Extracted records:
——

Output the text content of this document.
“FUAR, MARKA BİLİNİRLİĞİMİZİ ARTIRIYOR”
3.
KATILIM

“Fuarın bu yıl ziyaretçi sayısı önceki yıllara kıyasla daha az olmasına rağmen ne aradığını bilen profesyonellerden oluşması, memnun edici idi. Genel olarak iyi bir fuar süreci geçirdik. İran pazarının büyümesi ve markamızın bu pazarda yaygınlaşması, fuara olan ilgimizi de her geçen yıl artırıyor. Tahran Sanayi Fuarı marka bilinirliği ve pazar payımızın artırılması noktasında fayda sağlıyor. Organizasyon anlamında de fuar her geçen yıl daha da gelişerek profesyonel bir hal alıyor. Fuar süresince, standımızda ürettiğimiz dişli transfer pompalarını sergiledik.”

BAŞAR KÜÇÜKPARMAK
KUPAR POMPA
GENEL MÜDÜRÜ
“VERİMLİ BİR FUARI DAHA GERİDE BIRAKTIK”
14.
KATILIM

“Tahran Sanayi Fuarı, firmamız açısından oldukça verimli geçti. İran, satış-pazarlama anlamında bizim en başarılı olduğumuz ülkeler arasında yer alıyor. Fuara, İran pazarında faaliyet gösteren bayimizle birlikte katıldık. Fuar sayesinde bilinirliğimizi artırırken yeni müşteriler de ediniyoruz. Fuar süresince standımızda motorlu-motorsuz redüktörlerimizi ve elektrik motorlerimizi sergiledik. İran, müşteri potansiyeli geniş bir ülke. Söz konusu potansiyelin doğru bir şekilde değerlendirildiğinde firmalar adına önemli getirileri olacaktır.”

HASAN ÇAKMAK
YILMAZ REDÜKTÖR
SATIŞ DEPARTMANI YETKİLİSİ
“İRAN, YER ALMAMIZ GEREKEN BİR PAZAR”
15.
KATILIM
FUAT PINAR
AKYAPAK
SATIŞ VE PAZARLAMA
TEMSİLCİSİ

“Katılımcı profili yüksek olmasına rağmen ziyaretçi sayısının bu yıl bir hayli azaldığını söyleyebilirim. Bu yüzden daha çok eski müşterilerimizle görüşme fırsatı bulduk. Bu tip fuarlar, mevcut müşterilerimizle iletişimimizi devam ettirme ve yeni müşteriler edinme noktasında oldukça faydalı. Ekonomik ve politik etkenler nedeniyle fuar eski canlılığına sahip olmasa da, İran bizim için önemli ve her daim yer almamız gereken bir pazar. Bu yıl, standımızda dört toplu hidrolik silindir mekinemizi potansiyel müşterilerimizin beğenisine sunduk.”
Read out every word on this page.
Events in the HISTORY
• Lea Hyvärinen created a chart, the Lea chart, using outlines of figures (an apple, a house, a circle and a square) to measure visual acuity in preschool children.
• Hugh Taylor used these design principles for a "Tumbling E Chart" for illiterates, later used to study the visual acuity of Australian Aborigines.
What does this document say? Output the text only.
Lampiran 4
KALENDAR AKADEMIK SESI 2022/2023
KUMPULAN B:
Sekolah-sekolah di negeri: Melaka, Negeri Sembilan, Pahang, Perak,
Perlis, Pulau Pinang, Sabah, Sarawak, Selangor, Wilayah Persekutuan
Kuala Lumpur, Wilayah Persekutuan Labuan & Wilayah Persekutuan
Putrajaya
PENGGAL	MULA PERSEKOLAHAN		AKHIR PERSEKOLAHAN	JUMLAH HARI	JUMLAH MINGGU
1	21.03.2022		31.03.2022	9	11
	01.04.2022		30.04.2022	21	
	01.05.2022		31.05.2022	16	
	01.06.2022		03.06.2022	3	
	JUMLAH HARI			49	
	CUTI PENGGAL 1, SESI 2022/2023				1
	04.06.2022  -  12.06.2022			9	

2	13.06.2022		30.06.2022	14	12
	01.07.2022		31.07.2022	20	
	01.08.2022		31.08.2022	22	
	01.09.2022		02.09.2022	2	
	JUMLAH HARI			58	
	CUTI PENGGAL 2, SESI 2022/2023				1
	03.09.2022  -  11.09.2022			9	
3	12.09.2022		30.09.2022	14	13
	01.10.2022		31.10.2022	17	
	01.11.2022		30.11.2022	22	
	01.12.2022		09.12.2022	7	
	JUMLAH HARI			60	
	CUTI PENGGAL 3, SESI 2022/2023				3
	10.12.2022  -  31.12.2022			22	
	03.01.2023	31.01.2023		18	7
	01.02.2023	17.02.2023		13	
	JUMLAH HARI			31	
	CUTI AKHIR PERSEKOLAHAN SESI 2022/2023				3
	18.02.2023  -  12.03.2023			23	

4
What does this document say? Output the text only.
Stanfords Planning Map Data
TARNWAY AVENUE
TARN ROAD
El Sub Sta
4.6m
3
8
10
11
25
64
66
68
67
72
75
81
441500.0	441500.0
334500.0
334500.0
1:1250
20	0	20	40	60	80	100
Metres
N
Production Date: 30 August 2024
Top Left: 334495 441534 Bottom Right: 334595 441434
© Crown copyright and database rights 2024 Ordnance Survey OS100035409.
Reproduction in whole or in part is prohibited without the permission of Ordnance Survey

——

Task to carry out - Restate the data above word for word, please.

Exercise output -
Output the text content of this document.
“FUAR, MARKA BİLİNİRLİĞİMİZİ ARTIRIYOR”
3.
KATILIM

“Fuarın bu yıl ziyaretçi sayısı önceki yıllara kıyasla daha az olmasına rağmen ne aradığını bilen profesyonellerden oluşması, memnun edici idi. Genel olarak iyi bir fuar süreci geçirdik. İran pazarının büyümesi ve markamızın bu pazarda yaygınlaşması, fuara olan ilgimizi de her geçen yıl artırıyor. Tahran Sanayi Fuarı marka bilinirliği ve pazar payımızın artırılması noktasında fayda sağlıyor. Organizasyon anlamında de fuar her geçen yıl daha da gelişerek profesyonel bir hal alıyor. Fuar süresince, standımızda ürettiğimiz dişli transfer pompalarını sergiledik.”

BAŞAR KÜÇÜKPARMAK
KUPAR POMPA
GENEL MÜDÜRÜ
“VERİMLİ BİR FUARI DAHA GERİDE BIRAKTIK”
14.
KATILIM

“Tahran Sanayi Fuarı, firmamız açısından oldukça verimli geçti. İran, satış-pazarlama anlamında bizim en başarılı olduğumuz ülkeler arasında yer alıyor. Fuara, İran pazarında faaliyet gösteren bayimizle birlikte katıldık. Fuar sayesinde bilinirliğimizi artırırken yeni müşteriler de ediniyoruz. Fuar süresince standımızda motorlu-motorsuz redüktörlerimizi ve elektrik motorlerimizi sergiledik. İran, müşteri potansiyeli geniş bir ülke. Söz konusu potansiyelin doğru bir şekilde değerlendirildiğinde firmalar adına önemli getirileri olacaktır.”

HASAN ÇAKMAK
YILMAZ REDÜKTÖR
SATIŞ DEPARTMANI YETKİLİSİ
“İRAN, YER ALMAMIZ GEREKEN BİR PAZAR”
15.
KATILIM
FUAT PINAR
AKYAPAK
SATIŞ VE PAZARLAMA
TEMSİLCİSİ

“Katılımcı profili yüksek olmasına rağmen ziyaretçi sayısının bu yıl bir hayli azaldığını söyleyebilirim. Bu yüzden daha çok eski müşterilerimizle görüşme fırsatı bulduk. Bu tip fuarlar, mevcut müşterilerimizle iletişimimizi devam ettirme ve yeni müşteriler edinme noktasında oldukça faydalı. Ekonomik ve politik etkenler nedeniyle fuar eski canlılığına sahip olmasa da, İran bizim için önemli ve her daim yer almamız gereken bir pazar. Bu yıl, standımızda dört toplu hidrolik silindir mekinemizi potansiyel müşterilerimizin beğenisine sunduk.”
Read out every word on this page.
Events in the HISTORY
• Lea Hyvärinen created a chart, the Lea chart, using outlines of figures (an apple, a house, a circle and a square) to measure visual acuity in preschool children.
• Hugh Taylor used these design principles for a "Tumbling E Chart" for illiterates, later used to study the visual acuity of Australian Aborigines.
What does this document say? Output the text only.
Lampiran 4
KALENDAR AKADEMIK SESI 2022/2023
KUMPULAN B:
Sekolah-sekolah di negeri: Melaka, Negeri Sembilan, Pahang, Perak,
Perlis, Pulau Pinang, Sabah, Sarawak, Selangor, Wilayah Persekutuan
Kuala Lumpur, Wilayah Persekutuan Labuan & Wilayah Persekutuan
Putrajaya
PENGGAL	MULA PERSEKOLAHAN		AKHIR PERSEKOLAHAN	JUMLAH HARI	JUMLAH MINGGU
1	21.03.2022		31.03.2022	9	11
	01.04.2022		30.04.2022	21	
	01.05.2022		31.05.2022	16	
	01.06.2022		03.06.2022	3	
	JUMLAH HARI			49	
	CUTI PENGGAL 1, SESI 2022/2023				1
	04.06.2022  -  12.06.2022			9	

2	13.06.2022		30.06.2022	14	12
	01.07.2022		31.07.2022	20	
	01.08.2022		31.08.2022	22	
	01.09.2022		02.09.2022	2	
	JUMLAH HARI			58	
	CUTI PENGGAL 2, SESI 2022/2023				1
	03.09.2022  -  11.09.2022			9	
3	12.09.2022		30.09.2022	14	13
	01.10.2022		31.10.2022	17	
	01.11.2022		30.11.2022	22	
	01.12.2022		09.12.2022	7	
	JUMLAH HARI			60	
	CUTI PENGGAL 3, SESI 2022/2023				3
	10.12.2022  -  31.12.2022			22	
	03.01.2023	31.01.2023		18	7
	01.02.2023	17.02.2023		13	
	JUMLAH HARI			31	
	CUTI AKHIR PERSEKOLAHAN SESI 2022/2023				3
	18.02.2023  -  12.03.2023			23	

4
What does this document say? Output the text only.
Stanfords Planning Map Data
TARNWAY AVENUE
TARN ROAD
El Sub Sta
4.6m
3
8
10
11
25
64
66
68
67
72
75
81
441500.0	441500.0
334500.0
334500.0
1:1250
20	0	20	40	60	80	100
Metres
N
Production Date: 30 August 2024
Top Left: 334495 441534 Bottom Right: 334595 441434
© Crown copyright and database rights 2024 Ordnance Survey OS100035409.
Reproduction in whole or in part is prohibited without the permission of Ordnance Survey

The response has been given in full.